(begin)

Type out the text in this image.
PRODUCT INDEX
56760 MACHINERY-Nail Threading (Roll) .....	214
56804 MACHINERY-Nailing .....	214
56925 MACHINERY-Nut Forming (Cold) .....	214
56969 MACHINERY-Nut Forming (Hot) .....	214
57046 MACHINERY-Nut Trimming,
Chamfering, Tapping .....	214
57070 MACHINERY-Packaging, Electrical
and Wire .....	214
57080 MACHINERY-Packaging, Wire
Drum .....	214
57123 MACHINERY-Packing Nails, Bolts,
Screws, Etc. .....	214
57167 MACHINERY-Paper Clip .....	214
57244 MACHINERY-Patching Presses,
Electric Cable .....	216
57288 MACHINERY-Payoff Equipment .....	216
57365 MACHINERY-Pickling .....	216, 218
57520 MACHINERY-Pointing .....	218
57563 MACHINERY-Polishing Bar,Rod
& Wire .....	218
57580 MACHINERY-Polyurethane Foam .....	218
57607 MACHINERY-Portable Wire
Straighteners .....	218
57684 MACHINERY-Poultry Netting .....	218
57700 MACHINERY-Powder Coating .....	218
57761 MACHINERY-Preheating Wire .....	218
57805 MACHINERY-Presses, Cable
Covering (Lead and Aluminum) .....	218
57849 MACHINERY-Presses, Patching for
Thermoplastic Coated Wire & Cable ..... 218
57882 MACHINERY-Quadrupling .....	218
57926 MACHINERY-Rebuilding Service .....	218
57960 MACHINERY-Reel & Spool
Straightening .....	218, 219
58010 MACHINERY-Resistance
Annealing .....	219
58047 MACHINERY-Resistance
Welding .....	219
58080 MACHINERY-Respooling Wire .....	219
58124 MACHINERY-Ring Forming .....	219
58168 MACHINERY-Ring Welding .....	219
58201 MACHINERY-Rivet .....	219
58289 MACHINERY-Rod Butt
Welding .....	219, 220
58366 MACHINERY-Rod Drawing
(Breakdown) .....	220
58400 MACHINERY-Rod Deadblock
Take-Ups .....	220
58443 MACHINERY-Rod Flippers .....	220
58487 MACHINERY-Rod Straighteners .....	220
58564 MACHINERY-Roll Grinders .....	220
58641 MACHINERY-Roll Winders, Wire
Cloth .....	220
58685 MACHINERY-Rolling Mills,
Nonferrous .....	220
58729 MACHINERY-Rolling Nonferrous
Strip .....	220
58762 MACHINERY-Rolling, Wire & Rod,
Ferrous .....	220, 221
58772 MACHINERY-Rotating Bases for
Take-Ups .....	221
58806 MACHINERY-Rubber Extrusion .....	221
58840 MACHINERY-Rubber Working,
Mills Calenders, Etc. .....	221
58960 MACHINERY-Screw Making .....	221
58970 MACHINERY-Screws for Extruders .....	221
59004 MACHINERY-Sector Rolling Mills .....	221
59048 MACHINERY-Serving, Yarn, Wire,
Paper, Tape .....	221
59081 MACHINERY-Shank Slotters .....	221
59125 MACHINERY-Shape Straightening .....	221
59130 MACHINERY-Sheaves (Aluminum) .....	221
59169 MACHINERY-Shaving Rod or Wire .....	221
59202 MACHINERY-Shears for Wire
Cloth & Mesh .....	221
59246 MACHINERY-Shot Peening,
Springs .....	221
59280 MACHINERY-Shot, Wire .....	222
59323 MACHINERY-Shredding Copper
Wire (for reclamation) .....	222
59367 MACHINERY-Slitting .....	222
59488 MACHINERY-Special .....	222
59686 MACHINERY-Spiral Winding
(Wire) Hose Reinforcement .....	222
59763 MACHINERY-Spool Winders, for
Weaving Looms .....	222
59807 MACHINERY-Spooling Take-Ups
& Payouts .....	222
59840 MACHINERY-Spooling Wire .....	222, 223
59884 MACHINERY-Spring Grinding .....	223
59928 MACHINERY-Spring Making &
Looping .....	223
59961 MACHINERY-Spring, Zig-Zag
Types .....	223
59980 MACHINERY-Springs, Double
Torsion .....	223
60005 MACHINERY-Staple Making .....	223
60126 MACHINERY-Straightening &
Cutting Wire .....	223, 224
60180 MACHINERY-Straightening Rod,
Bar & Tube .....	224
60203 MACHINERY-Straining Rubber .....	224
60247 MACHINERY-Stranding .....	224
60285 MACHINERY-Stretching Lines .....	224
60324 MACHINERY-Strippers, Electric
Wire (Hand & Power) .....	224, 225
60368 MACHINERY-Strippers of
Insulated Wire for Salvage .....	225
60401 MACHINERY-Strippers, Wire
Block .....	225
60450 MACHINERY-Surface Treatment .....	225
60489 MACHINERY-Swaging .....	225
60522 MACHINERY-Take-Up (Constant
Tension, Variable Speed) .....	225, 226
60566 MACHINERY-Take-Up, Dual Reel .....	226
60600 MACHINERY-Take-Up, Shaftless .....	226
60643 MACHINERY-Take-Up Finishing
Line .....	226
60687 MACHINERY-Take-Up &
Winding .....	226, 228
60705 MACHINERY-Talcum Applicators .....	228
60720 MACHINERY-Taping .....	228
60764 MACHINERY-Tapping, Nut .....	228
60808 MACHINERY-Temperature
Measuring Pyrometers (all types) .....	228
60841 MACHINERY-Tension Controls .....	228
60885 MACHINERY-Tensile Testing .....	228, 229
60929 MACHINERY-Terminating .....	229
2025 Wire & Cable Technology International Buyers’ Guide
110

(end)

TASK TO CARRY OUT: Take the entries above and transcribe them in full.

FINISHED EXERCISE:
Type out the text in this image.
PRODUCT INDEX
56760 MACHINERY-Nail Threading (Roll) .....	214
56804 MACHINERY-Nailing .....	214
56925 MACHINERY-Nut Forming (Cold) .....	214
56969 MACHINERY-Nut Forming (Hot) .....	214
57046 MACHINERY-Nut Trimming,
Chamfering, Tapping .....	214
57070 MACHINERY-Packaging, Electrical
and Wire .....	214
57080 MACHINERY-Packaging, Wire
Drum .....	214
57123 MACHINERY-Packing Nails, Bolts,
Screws, Etc. .....	214
57167 MACHINERY-Paper Clip .....	214
57244 MACHINERY-Patching Presses,
Electric Cable .....	216
57288 MACHINERY-Payoff Equipment .....	216
57365 MACHINERY-Pickling .....	216, 218
57520 MACHINERY-Pointing .....	218
57563 MACHINERY-Polishing Bar,Rod
& Wire .....	218
57580 MACHINERY-Polyurethane Foam .....	218
57607 MACHINERY-Portable Wire
Straighteners .....	218
57684 MACHINERY-Poultry Netting .....	218
57700 MACHINERY-Powder Coating .....	218
57761 MACHINERY-Preheating Wire .....	218
57805 MACHINERY-Presses, Cable
Covering (Lead and Aluminum) .....	218
57849 MACHINERY-Presses, Patching for
Thermoplastic Coated Wire & Cable ..... 218
57882 MACHINERY-Quadrupling .....	218
57926 MACHINERY-Rebuilding Service .....	218
57960 MACHINERY-Reel & Spool
Straightening .....	218, 219
58010 MACHINERY-Resistance
Annealing .....	219
58047 MACHINERY-Resistance
Welding .....	219
58080 MACHINERY-Respooling Wire .....	219
58124 MACHINERY-Ring Forming .....	219
58168 MACHINERY-Ring Welding .....	219
58201 MACHINERY-Rivet .....	219
58289 MACHINERY-Rod Butt
Welding .....	219, 220
58366 MACHINERY-Rod Drawing
(Breakdown) .....	220
58400 MACHINERY-Rod Deadblock
Take-Ups .....	220
58443 MACHINERY-Rod Flippers .....	220
58487 MACHINERY-Rod Straighteners .....	220
58564 MACHINERY-Roll Grinders .....	220
58641 MACHINERY-Roll Winders, Wire
Cloth .....	220
58685 MACHINERY-Rolling Mills,
Nonferrous .....	220
58729 MACHINERY-Rolling Nonferrous
Strip .....	220
58762 MACHINERY-Rolling, Wire & Rod,
Ferrous .....	220, 221
58772 MACHINERY-Rotating Bases for
Take-Ups .....	221
58806 MACHINERY-Rubber Extrusion .....	221
58840 MACHINERY-Rubber Working,
Mills Calenders, Etc. .....	221
58960 MACHINERY-Screw Making .....	221
58970 MACHINERY-Screws for Extruders .....	221
59004 MACHINERY-Sector Rolling Mills .....	221
59048 MACHINERY-Serving, Yarn, Wire,
Paper, Tape .....	221
59081 MACHINERY-Shank Slotters .....	221
59125 MACHINERY-Shape Straightening .....	221
59130 MACHINERY-Sheaves (Aluminum) .....	221
59169 MACHINERY-Shaving Rod or Wire .....	221
59202 MACHINERY-Shears for Wire
Cloth & Mesh .....	221
59246 MACHINERY-Shot Peening,
Springs .....	221
59280 MACHINERY-Shot, Wire .....	222
59323 MACHINERY-Shredding Copper
Wire (for reclamation) .....	222
59367 MACHINERY-Slitting .....	222
59488 MACHINERY-Special .....	222
59686 MACHINERY-Spiral Winding
(Wire) Hose Reinforcement .....	222
59763 MACHINERY-Spool Winders, for
Weaving Looms .....	222
59807 MACHINERY-Spooling Take-Ups
& Payouts .....	222
59840 MACHINERY-Spooling Wire .....	222, 223
59884 MACHINERY-Spring Grinding .....	223
59928 MACHINERY-Spring Making &
Looping .....	223
59961 MACHINERY-Spring, Zig-Zag
Types .....	223
59980 MACHINERY-Springs, Double
Torsion .....	223
60005 MACHINERY-Staple Making .....	223
60126 MACHINERY-Straightening &
Cutting Wire .....	223, 224
60180 MACHINERY-Straightening Rod,
Bar & Tube .....	224
60203 MACHINERY-Straining Rubber .....	224
60247 MACHINERY-Stranding .....	224
60285 MACHINERY-Stretching Lines .....	224
60324 MACHINERY-Strippers, Electric
Wire (Hand & Power) .....	224, 225
60368 MACHINERY-Strippers of
Insulated Wire for Salvage .....	225
60401 MACHINERY-Strippers, Wire
Block .....	225
60450 MACHINERY-Surface Treatment .....	225
60489 MACHINERY-Swaging .....	225
60522 MACHINERY-Take-Up (Constant
Tension, Variable Speed) .....	225, 226
60566 MACHINERY-Take-Up, Dual Reel .....	226
60600 MACHINERY-Take-Up, Shaftless .....	226
60643 MACHINERY-Take-Up Finishing
Line .....	226
60687 MACHINERY-Take-Up &
Winding .....	226, 228
60705 MACHINERY-Talcum Applicators .....	228
60720 MACHINERY-Taping .....	228
60764 MACHINERY-Tapping, Nut .....	228
60808 MACHINERY-Temperature
Measuring Pyrometers (all types) .....	228
60841 MACHINERY-Tension Controls .....	228
60885 MACHINERY-Tensile Testing .....	228, 229
60929 MACHINERY-Terminating .....	229
2025 Wire & Cable Technology International Buyers’ Guide
110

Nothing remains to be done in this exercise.